Requirements:
Give the number of lines containing the word "Casual" and nothing more.

## begin Records for this exercise

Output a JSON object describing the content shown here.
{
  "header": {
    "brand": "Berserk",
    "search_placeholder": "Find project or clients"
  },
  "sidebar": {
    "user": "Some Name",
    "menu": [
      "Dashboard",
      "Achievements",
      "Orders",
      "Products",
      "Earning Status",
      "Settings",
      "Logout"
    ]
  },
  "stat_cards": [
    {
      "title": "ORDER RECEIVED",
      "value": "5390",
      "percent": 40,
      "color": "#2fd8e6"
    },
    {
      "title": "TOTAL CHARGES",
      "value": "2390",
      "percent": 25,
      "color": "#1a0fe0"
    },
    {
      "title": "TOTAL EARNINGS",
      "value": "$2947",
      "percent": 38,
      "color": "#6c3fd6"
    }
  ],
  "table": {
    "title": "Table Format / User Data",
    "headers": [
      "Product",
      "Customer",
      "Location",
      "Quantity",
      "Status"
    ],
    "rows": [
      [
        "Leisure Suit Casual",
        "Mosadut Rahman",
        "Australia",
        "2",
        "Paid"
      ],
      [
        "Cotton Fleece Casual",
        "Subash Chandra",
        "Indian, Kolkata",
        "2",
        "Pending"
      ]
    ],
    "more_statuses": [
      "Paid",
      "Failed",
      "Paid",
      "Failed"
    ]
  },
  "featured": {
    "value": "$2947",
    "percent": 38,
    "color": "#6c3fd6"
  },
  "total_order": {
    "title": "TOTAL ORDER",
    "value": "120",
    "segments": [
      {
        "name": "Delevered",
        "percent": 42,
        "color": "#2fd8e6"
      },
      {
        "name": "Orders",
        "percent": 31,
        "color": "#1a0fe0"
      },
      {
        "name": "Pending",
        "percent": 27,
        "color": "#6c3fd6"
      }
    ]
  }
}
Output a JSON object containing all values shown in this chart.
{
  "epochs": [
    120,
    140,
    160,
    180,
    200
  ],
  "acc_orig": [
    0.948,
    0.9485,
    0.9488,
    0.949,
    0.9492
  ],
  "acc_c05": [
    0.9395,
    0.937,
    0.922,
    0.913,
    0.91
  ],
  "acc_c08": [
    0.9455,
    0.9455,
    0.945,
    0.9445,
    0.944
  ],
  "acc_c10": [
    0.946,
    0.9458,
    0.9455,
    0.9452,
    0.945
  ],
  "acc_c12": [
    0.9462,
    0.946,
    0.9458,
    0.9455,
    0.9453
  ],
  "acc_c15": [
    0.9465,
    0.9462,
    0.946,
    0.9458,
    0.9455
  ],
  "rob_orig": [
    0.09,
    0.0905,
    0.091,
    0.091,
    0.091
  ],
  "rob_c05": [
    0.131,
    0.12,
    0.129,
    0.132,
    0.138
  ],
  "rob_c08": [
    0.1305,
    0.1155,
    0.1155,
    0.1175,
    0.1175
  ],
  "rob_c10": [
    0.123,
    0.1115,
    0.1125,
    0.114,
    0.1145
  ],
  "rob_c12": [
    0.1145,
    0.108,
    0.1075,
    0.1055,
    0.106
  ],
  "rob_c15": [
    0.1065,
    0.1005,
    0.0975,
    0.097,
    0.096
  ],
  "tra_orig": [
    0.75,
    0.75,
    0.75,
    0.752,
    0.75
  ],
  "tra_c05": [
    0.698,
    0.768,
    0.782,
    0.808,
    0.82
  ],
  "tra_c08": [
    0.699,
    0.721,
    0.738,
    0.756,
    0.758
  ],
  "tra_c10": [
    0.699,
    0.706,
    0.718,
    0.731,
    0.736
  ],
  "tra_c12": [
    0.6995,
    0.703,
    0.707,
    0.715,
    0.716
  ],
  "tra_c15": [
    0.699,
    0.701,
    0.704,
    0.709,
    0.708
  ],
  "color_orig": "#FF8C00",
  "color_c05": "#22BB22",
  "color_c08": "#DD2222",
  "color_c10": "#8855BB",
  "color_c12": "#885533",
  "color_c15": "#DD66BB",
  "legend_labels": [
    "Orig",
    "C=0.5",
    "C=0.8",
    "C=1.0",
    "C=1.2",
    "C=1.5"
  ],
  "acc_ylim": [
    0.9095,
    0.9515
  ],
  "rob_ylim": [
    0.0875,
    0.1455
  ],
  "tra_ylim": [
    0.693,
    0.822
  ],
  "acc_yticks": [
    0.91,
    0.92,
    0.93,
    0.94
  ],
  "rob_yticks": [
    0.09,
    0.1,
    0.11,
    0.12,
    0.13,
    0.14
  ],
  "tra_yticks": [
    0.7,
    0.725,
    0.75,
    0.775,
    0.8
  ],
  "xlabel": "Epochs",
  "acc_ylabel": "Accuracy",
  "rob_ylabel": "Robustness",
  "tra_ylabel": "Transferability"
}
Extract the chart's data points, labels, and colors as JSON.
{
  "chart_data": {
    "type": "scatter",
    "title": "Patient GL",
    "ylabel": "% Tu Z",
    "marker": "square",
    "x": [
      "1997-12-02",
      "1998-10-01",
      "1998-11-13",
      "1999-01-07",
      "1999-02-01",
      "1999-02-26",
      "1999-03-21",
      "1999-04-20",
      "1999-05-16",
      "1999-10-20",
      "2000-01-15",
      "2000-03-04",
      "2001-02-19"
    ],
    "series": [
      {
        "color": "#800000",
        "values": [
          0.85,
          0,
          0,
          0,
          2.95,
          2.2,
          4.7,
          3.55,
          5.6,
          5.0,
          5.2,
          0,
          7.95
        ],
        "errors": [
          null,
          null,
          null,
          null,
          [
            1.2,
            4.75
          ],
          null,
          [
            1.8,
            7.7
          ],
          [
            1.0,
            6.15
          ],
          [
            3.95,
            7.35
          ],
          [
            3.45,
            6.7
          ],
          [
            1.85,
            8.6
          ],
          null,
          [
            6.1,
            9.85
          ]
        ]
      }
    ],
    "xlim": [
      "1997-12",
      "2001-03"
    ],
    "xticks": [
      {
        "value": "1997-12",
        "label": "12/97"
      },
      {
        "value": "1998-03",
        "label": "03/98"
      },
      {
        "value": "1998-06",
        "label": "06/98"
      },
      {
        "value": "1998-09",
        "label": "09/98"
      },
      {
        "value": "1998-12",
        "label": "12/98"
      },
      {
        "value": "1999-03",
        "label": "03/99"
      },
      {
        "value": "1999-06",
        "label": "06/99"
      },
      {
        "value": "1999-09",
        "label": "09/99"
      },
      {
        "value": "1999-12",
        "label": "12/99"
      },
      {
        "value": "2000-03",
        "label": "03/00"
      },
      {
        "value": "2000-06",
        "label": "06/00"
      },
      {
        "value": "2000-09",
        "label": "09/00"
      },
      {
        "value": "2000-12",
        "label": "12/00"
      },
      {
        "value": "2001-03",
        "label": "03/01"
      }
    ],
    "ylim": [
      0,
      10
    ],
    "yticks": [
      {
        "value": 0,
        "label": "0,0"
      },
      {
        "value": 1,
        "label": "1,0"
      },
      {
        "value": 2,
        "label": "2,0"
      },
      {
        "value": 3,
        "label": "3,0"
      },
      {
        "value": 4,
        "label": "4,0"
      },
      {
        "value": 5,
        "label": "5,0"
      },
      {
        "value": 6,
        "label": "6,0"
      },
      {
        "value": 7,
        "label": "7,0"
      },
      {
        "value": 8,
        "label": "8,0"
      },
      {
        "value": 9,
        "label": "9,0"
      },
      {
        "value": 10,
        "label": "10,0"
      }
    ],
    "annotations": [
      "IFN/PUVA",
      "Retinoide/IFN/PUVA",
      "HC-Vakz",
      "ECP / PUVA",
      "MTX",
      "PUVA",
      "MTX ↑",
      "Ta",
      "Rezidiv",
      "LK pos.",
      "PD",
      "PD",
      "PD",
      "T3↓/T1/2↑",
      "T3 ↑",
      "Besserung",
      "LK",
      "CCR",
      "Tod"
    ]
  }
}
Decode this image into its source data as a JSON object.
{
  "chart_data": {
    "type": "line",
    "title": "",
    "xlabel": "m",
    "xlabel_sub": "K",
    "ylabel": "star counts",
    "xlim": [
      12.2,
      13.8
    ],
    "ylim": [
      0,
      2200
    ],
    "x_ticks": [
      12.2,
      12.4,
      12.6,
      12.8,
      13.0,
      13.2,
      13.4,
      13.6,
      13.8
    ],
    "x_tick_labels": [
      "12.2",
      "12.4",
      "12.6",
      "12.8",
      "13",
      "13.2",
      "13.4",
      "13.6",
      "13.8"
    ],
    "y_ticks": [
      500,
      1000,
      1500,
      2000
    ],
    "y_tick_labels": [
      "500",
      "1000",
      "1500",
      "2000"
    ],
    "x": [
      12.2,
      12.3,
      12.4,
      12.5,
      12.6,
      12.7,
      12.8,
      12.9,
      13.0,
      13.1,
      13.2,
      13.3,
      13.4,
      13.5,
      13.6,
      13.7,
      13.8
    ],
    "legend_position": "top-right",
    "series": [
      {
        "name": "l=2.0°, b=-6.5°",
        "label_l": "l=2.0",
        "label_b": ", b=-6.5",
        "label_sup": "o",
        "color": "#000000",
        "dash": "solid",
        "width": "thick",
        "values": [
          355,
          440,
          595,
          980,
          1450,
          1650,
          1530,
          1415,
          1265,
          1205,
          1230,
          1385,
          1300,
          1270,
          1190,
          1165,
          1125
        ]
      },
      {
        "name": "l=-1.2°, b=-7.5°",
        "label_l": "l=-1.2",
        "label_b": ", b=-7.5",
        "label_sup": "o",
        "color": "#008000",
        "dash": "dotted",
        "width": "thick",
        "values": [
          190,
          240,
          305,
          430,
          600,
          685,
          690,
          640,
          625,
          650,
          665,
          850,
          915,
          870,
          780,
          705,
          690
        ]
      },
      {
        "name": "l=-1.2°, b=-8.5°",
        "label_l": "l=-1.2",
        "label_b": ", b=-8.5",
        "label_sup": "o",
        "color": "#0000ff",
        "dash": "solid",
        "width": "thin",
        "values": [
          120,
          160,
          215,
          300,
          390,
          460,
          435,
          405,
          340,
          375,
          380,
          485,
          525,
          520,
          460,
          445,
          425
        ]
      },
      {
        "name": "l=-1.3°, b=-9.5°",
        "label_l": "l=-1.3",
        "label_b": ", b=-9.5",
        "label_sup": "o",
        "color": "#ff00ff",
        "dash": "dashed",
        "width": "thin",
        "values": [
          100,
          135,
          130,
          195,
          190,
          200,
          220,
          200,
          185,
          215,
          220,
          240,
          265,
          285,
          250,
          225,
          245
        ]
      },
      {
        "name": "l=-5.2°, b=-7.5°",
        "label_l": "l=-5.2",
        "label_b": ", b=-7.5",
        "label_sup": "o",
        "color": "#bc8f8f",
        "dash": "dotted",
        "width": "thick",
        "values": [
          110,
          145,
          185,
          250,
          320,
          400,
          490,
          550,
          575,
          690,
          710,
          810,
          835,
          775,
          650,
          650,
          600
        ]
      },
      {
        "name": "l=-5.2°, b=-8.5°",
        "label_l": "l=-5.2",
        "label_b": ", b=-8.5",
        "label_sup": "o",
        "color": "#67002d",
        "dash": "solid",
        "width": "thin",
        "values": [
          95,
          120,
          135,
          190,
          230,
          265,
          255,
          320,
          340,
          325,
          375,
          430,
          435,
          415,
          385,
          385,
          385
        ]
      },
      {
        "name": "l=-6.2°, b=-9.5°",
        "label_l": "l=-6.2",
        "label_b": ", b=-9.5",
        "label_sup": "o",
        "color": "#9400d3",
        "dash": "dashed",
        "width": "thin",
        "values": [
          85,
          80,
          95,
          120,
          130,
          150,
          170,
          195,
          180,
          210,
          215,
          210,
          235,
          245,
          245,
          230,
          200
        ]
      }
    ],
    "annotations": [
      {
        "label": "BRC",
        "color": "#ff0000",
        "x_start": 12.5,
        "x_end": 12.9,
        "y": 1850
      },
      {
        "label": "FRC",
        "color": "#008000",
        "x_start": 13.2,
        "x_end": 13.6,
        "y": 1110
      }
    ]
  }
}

## end Records for this exercise

Correct response:
2